─── Material provided ───

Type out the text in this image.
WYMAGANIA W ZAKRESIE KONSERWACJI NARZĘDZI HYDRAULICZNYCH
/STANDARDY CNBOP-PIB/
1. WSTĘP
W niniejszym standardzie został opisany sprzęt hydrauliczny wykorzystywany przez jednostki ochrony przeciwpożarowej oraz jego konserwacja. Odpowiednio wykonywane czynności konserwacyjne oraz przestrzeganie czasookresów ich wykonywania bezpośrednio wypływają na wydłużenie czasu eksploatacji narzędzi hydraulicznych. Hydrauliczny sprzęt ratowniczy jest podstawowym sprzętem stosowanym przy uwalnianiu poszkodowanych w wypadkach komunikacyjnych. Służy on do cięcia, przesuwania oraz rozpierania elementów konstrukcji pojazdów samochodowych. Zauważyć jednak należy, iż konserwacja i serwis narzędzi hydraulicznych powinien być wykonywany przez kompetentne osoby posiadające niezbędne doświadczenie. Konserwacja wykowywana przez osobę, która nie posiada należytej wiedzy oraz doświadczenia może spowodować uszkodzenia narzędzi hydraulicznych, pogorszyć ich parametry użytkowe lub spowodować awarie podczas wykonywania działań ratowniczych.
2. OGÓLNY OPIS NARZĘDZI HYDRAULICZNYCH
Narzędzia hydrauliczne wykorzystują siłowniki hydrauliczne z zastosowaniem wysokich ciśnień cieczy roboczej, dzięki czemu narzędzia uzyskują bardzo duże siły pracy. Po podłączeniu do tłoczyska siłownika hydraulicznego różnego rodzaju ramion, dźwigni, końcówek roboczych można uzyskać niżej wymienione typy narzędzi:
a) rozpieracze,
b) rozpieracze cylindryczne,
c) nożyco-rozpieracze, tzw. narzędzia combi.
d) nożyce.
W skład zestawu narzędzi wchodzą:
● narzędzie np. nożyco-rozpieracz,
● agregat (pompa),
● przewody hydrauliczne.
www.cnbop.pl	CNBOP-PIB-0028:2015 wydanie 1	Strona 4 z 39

───

§ What to work on
Above are the records; retype them all without a single difference.

§ Response
Type out the text in this image.
WYMAGANIA W ZAKRESIE KONSERWACJI NARZĘDZI HYDRAULICZNYCH
/STANDARDY CNBOP-PIB/
1. WSTĘP
W niniejszym standardzie został opisany sprzęt hydrauliczny wykorzystywany przez jednostki ochrony przeciwpożarowej oraz jego konserwacja. Odpowiednio wykonywane czynności konserwacyjne oraz przestrzeganie czasookresów ich wykonywania bezpośrednio wypływają na wydłużenie czasu eksploatacji narzędzi hydraulicznych. Hydrauliczny sprzęt ratowniczy jest podstawowym sprzętem stosowanym przy uwalnianiu poszkodowanych w wypadkach komunikacyjnych. Służy on do cięcia, przesuwania oraz rozpierania elementów konstrukcji pojazdów samochodowych. Zauważyć jednak należy, iż konserwacja i serwis narzędzi hydraulicznych powinien być wykonywany przez kompetentne osoby posiadające niezbędne doświadczenie. Konserwacja wykowywana przez osobę, która nie posiada należytej wiedzy oraz doświadczenia może spowodować uszkodzenia narzędzi hydraulicznych, pogorszyć ich parametry użytkowe lub spowodować awarie podczas wykonywania działań ratowniczych.
2. OGÓLNY OPIS NARZĘDZI HYDRAULICZNYCH
Narzędzia hydrauliczne wykorzystują siłowniki hydrauliczne z zastosowaniem wysokich ciśnień cieczy roboczej, dzięki czemu narzędzia uzyskują bardzo duże siły pracy. Po podłączeniu do tłoczyska siłownika hydraulicznego różnego rodzaju ramion, dźwigni, końcówek roboczych można uzyskać niżej wymienione typy narzędzi:
a) rozpieracze,
b) rozpieracze cylindryczne,
c) nożyco-rozpieracze, tzw. narzędzia combi.
d) nożyce.
W skład zestawu narzędzi wchodzą:
● narzędzie np. nożyco-rozpieracz,
● agregat (pompa),
● przewody hydrauliczne.
www.cnbop.pl	CNBOP-PIB-0028:2015 wydanie 1	Strona 4 z 39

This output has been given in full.